| 本文抜粋 |
オブジェクトのkeyを動的に設定するための書き方として、インデックスシグネチャというものがあります。
そのインデックスシグネチャを定義する際、以下のような書き方があることを知りました。

type User<T> = {
  [k in keyof T]: string;
};

この記事ではintypeofのそれぞれについて触れ、上記の型が表す意味を解説します。

inの役割

inはインデックスシグネチャに使用される構文で、Mapped Typesと呼ばれる型を構築します。

インデックスシグネチャ

そもそもインデックスシグネチャとはオブジェクトのkeyをあらかじめ宣言することなく、動的にあとから追加できるようにするものです。

インデックスシグネチャのおさらい
type User = {
  [k: string]: string;
};

const useData: User = {
  name: "Kevin",
  country: "America",
};

User型はstring型のkeyとstring型の値を持つオブジェクトとして定義しています。
そしてuserDataUser型となっており、型の定義に合致するプロパティであれば自由に追加ができます。

しかし、あまりにも自由に追加されるのも困ることがあります。
ある程度制限をかけたいときに使えるのがinです。

| 課題 A |
本文によると、inが構築する型は何と呼ばれるか。
| 課題 B |
本文中で独立した行として置かれている見出しをすべて挙げてください。
エントリは本文とは関係がない。

文書レイアウト解析データ

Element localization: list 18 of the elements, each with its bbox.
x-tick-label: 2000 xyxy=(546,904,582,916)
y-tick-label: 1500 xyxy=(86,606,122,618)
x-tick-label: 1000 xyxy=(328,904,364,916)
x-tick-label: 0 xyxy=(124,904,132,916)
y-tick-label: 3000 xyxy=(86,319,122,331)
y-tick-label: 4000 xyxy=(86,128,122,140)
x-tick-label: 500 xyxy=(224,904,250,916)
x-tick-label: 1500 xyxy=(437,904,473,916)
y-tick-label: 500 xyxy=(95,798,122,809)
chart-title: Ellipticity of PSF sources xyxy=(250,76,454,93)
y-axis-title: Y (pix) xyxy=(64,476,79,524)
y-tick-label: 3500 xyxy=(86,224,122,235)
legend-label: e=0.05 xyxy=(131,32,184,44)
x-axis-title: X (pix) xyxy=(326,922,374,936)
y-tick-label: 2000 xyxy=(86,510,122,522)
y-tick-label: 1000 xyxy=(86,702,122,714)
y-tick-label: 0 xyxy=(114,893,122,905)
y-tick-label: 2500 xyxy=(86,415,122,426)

| 結果 A |
Mapped Typesと呼ばれる型を構築する。

| 結果 B |
- inの役割
- インデックスシグネチャ
- インデックスシグネチャのおさらい